> _Instructions to follow_:
All material below is to be reproduced exactly.

Collected data entries
↓↓↓

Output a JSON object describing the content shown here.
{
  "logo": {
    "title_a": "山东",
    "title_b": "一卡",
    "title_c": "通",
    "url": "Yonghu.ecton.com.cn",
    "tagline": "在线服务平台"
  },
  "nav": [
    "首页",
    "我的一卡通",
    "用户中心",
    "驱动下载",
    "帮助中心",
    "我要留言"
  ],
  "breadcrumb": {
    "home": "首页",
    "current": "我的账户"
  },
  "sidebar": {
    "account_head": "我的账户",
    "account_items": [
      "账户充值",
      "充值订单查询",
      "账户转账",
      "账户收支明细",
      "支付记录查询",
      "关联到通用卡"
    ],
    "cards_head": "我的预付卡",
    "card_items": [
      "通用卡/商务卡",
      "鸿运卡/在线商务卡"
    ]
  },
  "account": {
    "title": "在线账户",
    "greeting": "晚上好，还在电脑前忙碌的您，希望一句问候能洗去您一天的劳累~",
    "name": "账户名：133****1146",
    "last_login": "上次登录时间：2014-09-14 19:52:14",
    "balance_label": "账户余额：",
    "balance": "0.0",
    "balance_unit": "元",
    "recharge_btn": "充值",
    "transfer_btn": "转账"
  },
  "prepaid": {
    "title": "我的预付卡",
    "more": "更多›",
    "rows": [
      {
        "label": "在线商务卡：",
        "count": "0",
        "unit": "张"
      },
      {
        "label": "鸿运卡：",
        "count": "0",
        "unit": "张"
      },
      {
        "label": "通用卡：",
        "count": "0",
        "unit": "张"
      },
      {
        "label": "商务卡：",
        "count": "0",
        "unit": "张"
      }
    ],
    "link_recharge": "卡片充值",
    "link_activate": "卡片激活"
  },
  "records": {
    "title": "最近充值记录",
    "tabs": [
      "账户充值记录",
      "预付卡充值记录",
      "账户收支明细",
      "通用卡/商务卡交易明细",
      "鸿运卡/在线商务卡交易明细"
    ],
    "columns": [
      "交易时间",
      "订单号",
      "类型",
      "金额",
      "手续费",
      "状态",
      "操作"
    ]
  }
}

↑↑↑

> _Exercise result_:
Output a JSON object describing the content shown here.
{
  "logo": {
    "title_a": "山东",
    "title_b": "一卡",
    "title_c": "通",
    "url": "Yonghu.ecton.com.cn",
    "tagline": "在线服务平台"
  },
  "nav": [
    "首页",
    "我的一卡通",
    "用户中心",
    "驱动下载",
    "帮助中心",
    "我要留言"
  ],
  "breadcrumb": {
    "home": "首页",
    "current": "我的账户"
  },
  "sidebar": {
    "account_head": "我的账户",
    "account_items": [
      "账户充值",
      "充值订单查询",
      "账户转账",
      "账户收支明细",
      "支付记录查询",
      "关联到通用卡"
    ],
    "cards_head": "我的预付卡",
    "card_items": [
      "通用卡/商务卡",
      "鸿运卡/在线商务卡"
    ]
  },
  "account": {
    "title": "在线账户",
    "greeting": "晚上好，还在电脑前忙碌的您，希望一句问候能洗去您一天的劳累~",
    "name": "账户名：133****1146",
    "last_login": "上次登录时间：2014-09-14 19:52:14",
    "balance_label": "账户余额：",
    "balance": "0.0",
    "balance_unit": "元",
    "recharge_btn": "充值",
    "transfer_btn": "转账"
  },
  "prepaid": {
    "title": "我的预付卡",
    "more": "更多›",
    "rows": [
      {
        "label": "在线商务卡：",
        "count": "0",
        "unit": "张"
      },
      {
        "label": "鸿运卡：",
        "count": "0",
        "unit": "张"
      },
      {
        "label": "通用卡：",
        "count": "0",
        "unit": "张"
      },
      {
        "label": "商务卡：",
        "count": "0",
        "unit": "张"
      }
    ],
    "link_recharge": "卡片充值",
    "link_activate": "卡片激活"
  },
  "records": {
    "title": "最近充值记录",
    "tabs": [
      "账户充值记录",
      "预付卡充值记录",
      "账户收支明细",
      "通用卡/商务卡交易明细",
      "鸿运卡/在线商务卡交易明细"
    ],
    "columns": [
      "交易时间",
      "订单号",
      "类型",
      "金额",
      "手续费",
      "状态",
      "操作"
    ]
  }
}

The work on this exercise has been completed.